◆ Input records ◆
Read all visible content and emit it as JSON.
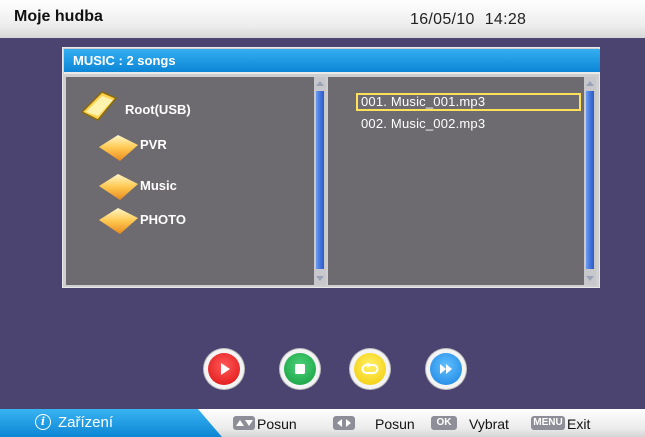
{
  "header": {
    "title": "Moje hudba",
    "date": "16/05/10",
    "time": "14:28"
  },
  "browser": {
    "title": "MUSIC : 2 songs",
    "folders": [
      {
        "label": "Root(USB)",
        "icon": "open-folder-icon"
      },
      {
        "label": "PVR",
        "icon": "folder-icon"
      },
      {
        "label": "Music",
        "icon": "folder-icon"
      },
      {
        "label": "PHOTO",
        "icon": "folder-icon"
      }
    ],
    "files": [
      {
        "label": "001.  Music_001.mp3",
        "selected": true
      },
      {
        "label": "002.  Music_002.mp3",
        "selected": false
      }
    ]
  },
  "controls": [
    {
      "name": "play",
      "icon": "play-icon",
      "color": "#dd1010"
    },
    {
      "name": "stop",
      "icon": "stop-icon",
      "color": "#129c3d"
    },
    {
      "name": "repeat",
      "icon": "repeat-icon",
      "color": "#f2c800"
    },
    {
      "name": "fast-forward",
      "icon": "fast-forward-icon",
      "color": "#1a82e0"
    }
  ],
  "footer": {
    "device_label": "Zařízení",
    "hint_move_vertical": "Posun",
    "hint_move_horizontal": "Posun",
    "ok_key": "OK",
    "hint_select": "Vybrat",
    "menu_key": "MENU",
    "hint_exit": "Exit"
  },
  "colors": {
    "accent_blue": "#0c86d6",
    "selection": "#ffe05a",
    "background": "#4b4470"
  }
}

◆ Work to complete ◆
Quote every entry exactly, with the pictures omitted.

◆ The response ◆
Read all visible content and emit it as JSON.
{
  "header": {
    "title": "Moje hudba",
    "date": "16/05/10",
    "time": "14:28"
  },
  "browser": {
    "title": "MUSIC : 2 songs",
    "folders": [
      {
        "label": "Root(USB)",
        "icon": "open-folder-icon"
      },
      {
        "label": "PVR",
        "icon": "folder-icon"
      },
      {
        "label": "Music",
        "icon": "folder-icon"
      },
      {
        "label": "PHOTO",
        "icon": "folder-icon"
      }
    ],
    "files": [
      {
        "label": "001.  Music_001.mp3",
        "selected": true
      },
      {
        "label": "002.  Music_002.mp3",
        "selected": false
      }
    ]
  },
  "controls": [
    {
      "name": "play",
      "icon": "play-icon",
      "color": "#dd1010"
    },
    {
      "name": "stop",
      "icon": "stop-icon",
      "color": "#129c3d"
    },
    {
      "name": "repeat",
      "icon": "repeat-icon",
      "color": "#f2c800"
    },
    {
      "name": "fast-forward",
      "icon": "fast-forward-icon",
      "color": "#1a82e0"
    }
  ],
  "footer": {
    "device_label": "Zařízení",
    "hint_move_vertical": "Posun",
    "hint_move_horizontal": "Posun",
    "ok_key": "OK",
    "hint_select": "Vybrat",
    "menu_key": "MENU",
    "hint_exit": "Exit"
  },
  "colors": {
    "accent_blue": "#0c86d6",
    "selection": "#ffe05a",
    "background": "#4b4470"
  }
}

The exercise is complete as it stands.